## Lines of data

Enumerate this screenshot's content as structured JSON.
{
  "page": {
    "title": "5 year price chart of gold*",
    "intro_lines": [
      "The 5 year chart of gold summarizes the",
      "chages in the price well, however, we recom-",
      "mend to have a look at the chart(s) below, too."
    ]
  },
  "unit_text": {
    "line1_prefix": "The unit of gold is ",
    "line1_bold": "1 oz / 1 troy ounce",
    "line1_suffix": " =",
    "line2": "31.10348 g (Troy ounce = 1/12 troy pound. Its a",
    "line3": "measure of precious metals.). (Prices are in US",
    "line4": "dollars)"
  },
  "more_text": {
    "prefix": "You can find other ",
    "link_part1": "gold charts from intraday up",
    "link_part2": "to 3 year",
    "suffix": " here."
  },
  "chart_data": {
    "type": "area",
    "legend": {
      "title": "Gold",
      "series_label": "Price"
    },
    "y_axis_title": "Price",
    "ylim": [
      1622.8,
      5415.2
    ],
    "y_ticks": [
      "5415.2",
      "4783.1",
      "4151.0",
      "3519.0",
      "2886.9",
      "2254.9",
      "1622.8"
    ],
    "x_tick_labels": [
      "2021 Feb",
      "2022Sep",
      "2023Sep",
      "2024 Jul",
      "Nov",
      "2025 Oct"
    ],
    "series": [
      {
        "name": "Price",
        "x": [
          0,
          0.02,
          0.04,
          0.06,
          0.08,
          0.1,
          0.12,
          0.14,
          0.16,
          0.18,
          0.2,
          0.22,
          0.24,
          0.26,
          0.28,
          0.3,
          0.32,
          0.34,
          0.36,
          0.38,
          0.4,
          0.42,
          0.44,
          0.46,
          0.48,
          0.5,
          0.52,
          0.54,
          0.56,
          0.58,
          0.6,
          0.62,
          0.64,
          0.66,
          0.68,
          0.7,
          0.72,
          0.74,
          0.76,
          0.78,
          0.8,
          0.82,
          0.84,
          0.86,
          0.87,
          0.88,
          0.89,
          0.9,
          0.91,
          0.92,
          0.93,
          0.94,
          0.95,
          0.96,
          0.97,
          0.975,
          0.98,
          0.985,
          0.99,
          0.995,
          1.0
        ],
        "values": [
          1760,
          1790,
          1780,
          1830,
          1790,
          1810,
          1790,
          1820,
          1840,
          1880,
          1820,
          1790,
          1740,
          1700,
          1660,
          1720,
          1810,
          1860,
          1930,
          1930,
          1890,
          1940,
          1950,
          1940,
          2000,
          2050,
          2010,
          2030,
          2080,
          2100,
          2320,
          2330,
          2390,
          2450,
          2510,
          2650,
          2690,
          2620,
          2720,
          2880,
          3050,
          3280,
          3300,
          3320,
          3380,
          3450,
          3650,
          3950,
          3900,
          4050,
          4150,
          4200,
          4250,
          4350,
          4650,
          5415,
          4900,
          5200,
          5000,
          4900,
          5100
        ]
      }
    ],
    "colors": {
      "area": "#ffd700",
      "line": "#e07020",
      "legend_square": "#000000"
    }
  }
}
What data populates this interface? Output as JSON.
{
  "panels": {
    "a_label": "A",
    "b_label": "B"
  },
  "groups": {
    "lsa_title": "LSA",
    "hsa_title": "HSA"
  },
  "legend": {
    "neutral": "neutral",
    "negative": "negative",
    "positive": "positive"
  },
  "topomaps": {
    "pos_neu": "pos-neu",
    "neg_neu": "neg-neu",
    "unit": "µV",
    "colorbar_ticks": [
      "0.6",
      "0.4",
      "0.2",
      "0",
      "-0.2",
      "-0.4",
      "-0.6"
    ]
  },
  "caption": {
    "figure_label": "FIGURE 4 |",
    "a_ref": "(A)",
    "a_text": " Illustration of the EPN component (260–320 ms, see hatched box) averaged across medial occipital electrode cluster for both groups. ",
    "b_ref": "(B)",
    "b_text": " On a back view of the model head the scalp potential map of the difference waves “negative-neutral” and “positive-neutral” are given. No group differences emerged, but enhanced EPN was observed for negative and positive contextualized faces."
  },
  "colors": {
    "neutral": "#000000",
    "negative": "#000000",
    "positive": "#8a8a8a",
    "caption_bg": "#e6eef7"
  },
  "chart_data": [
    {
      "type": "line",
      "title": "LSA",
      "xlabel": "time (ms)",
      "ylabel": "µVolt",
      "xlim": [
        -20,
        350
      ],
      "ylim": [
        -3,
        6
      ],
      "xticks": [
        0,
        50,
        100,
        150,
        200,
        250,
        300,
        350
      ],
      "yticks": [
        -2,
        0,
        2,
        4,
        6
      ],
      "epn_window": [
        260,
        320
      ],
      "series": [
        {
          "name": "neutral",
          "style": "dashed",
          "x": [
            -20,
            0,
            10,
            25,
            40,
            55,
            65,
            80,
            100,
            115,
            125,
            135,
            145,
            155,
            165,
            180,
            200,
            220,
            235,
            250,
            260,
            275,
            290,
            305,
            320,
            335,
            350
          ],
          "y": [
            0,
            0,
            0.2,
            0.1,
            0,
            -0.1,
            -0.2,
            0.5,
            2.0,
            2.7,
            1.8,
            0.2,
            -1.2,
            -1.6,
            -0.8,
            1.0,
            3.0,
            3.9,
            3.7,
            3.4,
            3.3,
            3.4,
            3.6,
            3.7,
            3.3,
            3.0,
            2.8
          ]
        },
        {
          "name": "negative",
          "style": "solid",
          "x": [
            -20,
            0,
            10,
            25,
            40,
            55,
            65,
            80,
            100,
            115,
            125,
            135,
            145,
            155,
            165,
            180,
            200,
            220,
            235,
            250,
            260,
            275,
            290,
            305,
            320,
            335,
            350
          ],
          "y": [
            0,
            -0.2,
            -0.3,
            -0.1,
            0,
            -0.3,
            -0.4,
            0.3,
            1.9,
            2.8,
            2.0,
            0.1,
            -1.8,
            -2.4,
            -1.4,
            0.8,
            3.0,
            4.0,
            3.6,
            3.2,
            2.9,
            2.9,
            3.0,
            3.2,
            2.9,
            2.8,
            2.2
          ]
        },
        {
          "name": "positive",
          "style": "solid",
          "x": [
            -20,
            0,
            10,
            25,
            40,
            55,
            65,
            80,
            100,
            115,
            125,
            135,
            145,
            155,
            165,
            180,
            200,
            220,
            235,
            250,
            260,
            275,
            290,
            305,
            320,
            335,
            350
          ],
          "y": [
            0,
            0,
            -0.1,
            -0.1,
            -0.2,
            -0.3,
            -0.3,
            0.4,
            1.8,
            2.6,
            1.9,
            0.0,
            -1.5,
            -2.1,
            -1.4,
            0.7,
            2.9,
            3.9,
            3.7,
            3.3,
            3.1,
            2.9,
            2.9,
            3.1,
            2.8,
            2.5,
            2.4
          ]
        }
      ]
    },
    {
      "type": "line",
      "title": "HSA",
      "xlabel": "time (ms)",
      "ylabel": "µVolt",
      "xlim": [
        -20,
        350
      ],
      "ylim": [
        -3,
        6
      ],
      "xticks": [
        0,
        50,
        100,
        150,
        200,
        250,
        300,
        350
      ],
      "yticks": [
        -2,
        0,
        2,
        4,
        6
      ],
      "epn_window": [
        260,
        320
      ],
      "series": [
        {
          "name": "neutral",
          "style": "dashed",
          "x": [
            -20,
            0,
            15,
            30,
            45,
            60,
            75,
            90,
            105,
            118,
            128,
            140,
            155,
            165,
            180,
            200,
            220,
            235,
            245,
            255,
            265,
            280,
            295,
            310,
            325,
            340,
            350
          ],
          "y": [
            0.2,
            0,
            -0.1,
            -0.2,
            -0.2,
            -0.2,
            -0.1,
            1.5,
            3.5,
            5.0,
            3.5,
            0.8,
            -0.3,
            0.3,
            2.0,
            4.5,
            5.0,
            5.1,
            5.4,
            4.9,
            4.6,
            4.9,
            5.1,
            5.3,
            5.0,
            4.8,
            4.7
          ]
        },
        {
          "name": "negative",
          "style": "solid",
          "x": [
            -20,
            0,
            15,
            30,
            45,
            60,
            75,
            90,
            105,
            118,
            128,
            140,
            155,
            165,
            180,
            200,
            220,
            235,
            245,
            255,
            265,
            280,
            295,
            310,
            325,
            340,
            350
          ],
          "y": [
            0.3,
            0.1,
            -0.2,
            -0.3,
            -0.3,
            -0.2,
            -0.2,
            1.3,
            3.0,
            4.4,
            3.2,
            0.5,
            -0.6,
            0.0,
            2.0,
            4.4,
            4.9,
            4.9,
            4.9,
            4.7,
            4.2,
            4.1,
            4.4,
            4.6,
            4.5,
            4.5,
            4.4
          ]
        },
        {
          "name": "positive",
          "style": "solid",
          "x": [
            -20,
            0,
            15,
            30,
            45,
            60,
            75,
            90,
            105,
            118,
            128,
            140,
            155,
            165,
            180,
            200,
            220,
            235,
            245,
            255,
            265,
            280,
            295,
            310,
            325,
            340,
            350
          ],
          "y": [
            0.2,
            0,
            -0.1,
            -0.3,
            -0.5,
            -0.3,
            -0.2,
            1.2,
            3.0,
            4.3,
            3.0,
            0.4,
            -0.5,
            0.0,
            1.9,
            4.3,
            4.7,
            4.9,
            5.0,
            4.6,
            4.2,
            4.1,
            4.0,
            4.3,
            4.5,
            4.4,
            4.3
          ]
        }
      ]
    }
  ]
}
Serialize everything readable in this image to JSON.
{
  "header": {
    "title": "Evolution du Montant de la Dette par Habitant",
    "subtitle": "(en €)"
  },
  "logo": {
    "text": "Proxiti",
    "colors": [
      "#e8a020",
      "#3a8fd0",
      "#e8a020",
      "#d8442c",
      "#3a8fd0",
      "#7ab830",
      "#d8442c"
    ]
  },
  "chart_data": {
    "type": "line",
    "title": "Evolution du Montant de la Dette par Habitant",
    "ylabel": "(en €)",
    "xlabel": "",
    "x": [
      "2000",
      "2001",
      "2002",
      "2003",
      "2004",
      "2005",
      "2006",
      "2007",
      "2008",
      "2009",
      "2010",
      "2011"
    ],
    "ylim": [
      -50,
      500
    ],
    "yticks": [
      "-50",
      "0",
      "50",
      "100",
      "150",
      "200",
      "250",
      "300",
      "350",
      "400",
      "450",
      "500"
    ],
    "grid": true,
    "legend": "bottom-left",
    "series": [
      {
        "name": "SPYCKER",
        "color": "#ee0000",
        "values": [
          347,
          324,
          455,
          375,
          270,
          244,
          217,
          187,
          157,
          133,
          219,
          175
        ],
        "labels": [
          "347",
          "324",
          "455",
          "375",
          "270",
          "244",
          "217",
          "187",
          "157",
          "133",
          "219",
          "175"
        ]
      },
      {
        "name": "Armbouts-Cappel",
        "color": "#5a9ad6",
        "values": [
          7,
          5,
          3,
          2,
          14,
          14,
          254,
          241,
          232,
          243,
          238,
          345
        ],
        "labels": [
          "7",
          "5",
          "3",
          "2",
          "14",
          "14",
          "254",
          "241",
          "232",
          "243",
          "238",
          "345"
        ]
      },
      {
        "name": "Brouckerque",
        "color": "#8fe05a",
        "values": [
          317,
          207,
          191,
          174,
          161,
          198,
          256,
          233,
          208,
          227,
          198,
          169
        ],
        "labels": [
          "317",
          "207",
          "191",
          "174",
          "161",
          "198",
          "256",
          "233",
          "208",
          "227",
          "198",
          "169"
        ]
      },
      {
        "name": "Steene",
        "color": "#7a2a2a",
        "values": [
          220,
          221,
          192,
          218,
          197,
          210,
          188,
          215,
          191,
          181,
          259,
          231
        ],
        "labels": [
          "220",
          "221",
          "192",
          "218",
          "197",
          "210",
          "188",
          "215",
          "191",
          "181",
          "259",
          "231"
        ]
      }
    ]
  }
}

## PROBLEM REQUIREMENTS
Look over the records above and copy each line that includes the string "type".

## FINISHED EXERCISE
    "type": "area",
      "type": "line",
      "type": "line",
    "type": "line",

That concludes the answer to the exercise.